[EXERCISE INSTRUCTIONS]
Reply with one number: how many lines contain the word "merely".

##############################

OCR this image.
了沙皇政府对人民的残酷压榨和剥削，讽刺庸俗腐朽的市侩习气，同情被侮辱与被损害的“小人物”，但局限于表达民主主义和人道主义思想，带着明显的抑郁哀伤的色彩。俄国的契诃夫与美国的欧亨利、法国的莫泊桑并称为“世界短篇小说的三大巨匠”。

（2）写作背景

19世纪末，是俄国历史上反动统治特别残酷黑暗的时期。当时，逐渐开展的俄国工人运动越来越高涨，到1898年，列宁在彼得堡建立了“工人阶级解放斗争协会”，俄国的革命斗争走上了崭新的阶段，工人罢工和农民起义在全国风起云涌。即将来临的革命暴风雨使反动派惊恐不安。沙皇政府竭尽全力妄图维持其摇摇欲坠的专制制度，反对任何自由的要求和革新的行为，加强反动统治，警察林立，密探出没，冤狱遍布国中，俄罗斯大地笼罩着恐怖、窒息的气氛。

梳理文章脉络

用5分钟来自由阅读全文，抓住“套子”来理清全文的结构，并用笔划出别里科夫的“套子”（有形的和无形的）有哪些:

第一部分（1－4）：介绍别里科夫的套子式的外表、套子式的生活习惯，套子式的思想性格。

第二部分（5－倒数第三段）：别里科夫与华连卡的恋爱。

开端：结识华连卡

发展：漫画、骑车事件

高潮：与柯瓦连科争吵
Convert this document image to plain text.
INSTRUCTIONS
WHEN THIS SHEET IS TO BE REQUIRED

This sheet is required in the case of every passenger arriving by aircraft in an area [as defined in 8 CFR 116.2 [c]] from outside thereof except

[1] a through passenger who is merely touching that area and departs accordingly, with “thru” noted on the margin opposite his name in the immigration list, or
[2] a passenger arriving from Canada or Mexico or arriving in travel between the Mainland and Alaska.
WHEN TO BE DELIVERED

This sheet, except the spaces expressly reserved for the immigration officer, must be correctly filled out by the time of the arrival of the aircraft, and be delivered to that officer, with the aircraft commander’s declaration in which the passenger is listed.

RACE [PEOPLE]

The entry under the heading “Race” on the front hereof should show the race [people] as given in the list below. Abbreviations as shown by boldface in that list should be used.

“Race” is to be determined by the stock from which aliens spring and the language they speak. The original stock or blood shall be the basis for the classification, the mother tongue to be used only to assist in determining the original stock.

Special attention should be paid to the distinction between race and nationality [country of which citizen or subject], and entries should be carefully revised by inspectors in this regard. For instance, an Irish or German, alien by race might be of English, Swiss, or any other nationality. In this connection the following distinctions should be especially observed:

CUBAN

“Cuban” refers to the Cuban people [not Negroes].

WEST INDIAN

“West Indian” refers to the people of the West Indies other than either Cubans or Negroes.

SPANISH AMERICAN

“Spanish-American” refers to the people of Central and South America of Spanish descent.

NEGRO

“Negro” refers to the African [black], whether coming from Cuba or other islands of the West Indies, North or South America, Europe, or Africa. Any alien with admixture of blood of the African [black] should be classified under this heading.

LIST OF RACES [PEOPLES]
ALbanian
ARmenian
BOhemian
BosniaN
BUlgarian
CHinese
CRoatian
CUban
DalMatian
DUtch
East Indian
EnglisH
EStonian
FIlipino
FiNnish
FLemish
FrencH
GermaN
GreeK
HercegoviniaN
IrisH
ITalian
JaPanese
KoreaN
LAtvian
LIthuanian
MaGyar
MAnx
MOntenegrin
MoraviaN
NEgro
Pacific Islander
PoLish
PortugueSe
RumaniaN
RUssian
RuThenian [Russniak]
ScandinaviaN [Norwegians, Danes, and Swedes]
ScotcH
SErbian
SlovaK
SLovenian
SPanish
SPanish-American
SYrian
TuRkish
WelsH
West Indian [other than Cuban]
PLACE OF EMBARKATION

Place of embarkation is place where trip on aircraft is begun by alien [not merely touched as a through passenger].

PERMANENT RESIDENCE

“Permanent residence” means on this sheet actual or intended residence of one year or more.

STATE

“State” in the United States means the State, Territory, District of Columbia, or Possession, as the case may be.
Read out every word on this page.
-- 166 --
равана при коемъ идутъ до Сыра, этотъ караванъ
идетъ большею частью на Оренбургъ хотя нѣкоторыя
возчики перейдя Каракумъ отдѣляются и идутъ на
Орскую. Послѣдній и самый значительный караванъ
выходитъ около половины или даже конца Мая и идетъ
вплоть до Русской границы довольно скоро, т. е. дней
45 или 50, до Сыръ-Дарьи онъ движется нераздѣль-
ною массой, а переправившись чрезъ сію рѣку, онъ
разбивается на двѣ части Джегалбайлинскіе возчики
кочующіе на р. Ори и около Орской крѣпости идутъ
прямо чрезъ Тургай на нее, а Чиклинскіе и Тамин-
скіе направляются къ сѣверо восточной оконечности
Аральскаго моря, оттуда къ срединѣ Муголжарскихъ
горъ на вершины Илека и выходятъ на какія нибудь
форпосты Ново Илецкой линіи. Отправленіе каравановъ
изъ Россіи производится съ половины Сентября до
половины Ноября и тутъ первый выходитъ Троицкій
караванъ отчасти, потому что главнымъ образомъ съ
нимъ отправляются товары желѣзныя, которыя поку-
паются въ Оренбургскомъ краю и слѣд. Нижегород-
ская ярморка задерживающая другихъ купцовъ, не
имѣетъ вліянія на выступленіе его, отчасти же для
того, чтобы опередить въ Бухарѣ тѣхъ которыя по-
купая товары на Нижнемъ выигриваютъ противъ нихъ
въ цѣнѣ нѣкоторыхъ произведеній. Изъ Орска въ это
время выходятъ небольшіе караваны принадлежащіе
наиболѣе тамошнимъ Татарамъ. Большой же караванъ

##############################

[THE RESULT]
2